## [練習問題]
• A. 本文の内容を2文で要約してください。
• B. 本文の「話の導入をわかりやすくするた」から「独特の仕組みをもっています。」までを、一字も変えずにすべて打ち直してください。
• C. 次の(i)〜(iii)は本文の内容と合っていますか。それぞれ「はい」か「いいえ」で答え、判断の根拠となる本文の語句をそのまま引用してください。
(i) CPUの分野では、インテル社とAMD社が世界で大きなシェアを握っている。
(ii) パソコン向けGPUの市場でトップシェアを握っているのはエヌビディア社である。
(iii) GPGPUは、GPUの計算能力を画像処理以外の領域にも利用できるようにしたモデルである。

## [本文抜粋]
半導体不況の中でも躍進するAI向け製品
半導体業界はメモリーなどの落ち込みが激しく、2023年は半導体不況と言われました。
ただそうした半導体業界の低迷の中でAI向けの半導体(GPU)は大変な活況が続いています。
天文学的な資金が半導体の確保や開発に投入されています。
今回はAI向けの半導体がどのような盛り上がりを見せているか、解説します。
ホットな分野はGPU!?
話の導入をわかりやすくするために単純に半導体と言ってきましたが、AIの分野で騒がれているのはCPUとかGPUと呼ばれる、半導体を組み込んだ演算装置の事になります。
特に高性能のGPUは殆ど争奪戦の様相を見せています。
CPU(Central Processing Unit)はコンピュータの処理で中心的な役割を担っているパーツです。
汎用的な処理に優れており、コンピュータへの指示はCPUで一度処理されて、そこから実行に移されます。
インテル社とAMD社が世界で大きなシェアを握っている分野です。
一方のGPU(Graphics Processing Unit)は画像処理装置を意味します。
並列処理能力に優れ、データを大量かつ速く処理するために独特の仕組みをもっています。
最近ではこの計算能力を画像処理以外の領域にも利用できるようにした「GPGPU」と呼ばれるモデルも開発されています。
このGPUの市場でもパソコン向けではインテル社がトップシェアを握っているのですが、より高性能なGPUに絞ると、エヌビディア社が85%もの圧倒的シェアを持っています。

[文書レイアウト検出データ]
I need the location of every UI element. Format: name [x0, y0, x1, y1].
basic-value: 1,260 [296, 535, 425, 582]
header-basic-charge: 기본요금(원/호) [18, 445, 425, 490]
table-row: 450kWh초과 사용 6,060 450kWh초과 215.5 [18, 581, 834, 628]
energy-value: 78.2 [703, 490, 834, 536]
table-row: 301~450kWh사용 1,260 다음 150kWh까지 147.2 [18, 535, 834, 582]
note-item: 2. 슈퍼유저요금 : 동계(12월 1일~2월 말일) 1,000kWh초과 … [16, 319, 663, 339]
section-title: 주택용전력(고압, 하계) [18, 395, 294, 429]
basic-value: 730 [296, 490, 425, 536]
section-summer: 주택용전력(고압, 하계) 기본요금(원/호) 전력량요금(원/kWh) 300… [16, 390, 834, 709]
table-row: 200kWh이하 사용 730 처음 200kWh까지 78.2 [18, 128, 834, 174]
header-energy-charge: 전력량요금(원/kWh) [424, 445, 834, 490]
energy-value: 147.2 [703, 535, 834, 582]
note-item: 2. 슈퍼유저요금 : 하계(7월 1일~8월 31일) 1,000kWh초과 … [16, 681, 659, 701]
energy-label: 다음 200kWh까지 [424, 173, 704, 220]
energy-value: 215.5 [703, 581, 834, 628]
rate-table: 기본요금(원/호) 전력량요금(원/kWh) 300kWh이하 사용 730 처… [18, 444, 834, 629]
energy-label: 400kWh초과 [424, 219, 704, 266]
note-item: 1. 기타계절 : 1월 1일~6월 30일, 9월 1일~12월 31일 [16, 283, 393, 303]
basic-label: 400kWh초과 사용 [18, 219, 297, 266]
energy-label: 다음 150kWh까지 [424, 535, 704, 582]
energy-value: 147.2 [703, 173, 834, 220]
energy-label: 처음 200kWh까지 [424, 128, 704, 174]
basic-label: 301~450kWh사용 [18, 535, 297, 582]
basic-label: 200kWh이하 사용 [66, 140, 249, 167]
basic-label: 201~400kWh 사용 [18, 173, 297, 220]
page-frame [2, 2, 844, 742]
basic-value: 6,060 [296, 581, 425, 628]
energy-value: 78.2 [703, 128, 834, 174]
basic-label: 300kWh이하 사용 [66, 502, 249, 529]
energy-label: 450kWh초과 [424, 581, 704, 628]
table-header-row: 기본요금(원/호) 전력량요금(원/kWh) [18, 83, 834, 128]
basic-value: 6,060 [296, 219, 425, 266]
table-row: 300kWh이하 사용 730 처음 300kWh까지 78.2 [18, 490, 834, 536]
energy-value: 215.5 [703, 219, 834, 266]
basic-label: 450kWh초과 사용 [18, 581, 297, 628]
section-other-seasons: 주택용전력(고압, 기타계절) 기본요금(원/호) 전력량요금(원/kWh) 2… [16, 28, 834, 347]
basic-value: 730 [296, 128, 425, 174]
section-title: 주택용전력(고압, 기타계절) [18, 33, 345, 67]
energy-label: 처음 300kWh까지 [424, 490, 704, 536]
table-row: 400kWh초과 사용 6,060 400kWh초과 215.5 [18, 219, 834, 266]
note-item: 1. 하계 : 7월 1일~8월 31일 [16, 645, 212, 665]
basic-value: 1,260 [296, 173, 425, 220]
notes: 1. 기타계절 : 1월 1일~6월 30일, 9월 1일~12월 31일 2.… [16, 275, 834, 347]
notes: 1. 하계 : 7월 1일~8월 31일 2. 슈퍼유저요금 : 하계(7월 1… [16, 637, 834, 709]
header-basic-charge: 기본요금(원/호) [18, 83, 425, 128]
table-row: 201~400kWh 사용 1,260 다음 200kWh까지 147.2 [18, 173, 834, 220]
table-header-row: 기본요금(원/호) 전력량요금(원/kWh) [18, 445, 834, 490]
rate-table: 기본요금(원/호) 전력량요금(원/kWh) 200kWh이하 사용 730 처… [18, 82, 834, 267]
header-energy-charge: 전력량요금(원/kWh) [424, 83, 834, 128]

## [問題の解答]
• A. 2023年はメモリーなどの落ち込みで半導体不況と言われましたが、AI向けの半導体(GPU)は大変な活況が続き、天文学的な資金が確保や開発に投入されています。特に高性能のGPUは争奪戦の様相を見せており、その分野ではエヌビディア社が85%もの圧倒的シェアを持っています。

• B.
話の導入をわかりやすくするために単純に半導体と言ってきましたが、AIの分野で騒がれているのはCPUとかGPUと呼ばれる、半導体を組み込んだ演算装置の事になります。
特に高性能のGPUは殆ど争奪戦の様相を見せています。
CPU(Central Processing Unit)はコンピュータの処理で中心的な役割を担っているパーツです。
汎用的な処理に優れており、コンピュータへの指示はCPUで一度処理されて、そこから実行に移されます。
インテル社とAMD社が世界で大きなシェアを握っている分野です。
一方のGPU(Graphics Processing Unit)は画像処理装置を意味します。
並列処理能力に優れ、データを大量かつ速く処理するために独特の仕組みをもっています。

• C.
(i) はい。「インテル社とAMD社が世界で大きなシェアを握っている分野です」
(ii) いいえ。「パソコン向けではインテル社がトップシェアを握っている」
(iii) はい。「この計算能力を画像処理以外の領域にも利用できるようにした「GPGPU」と呼ばれるモデル」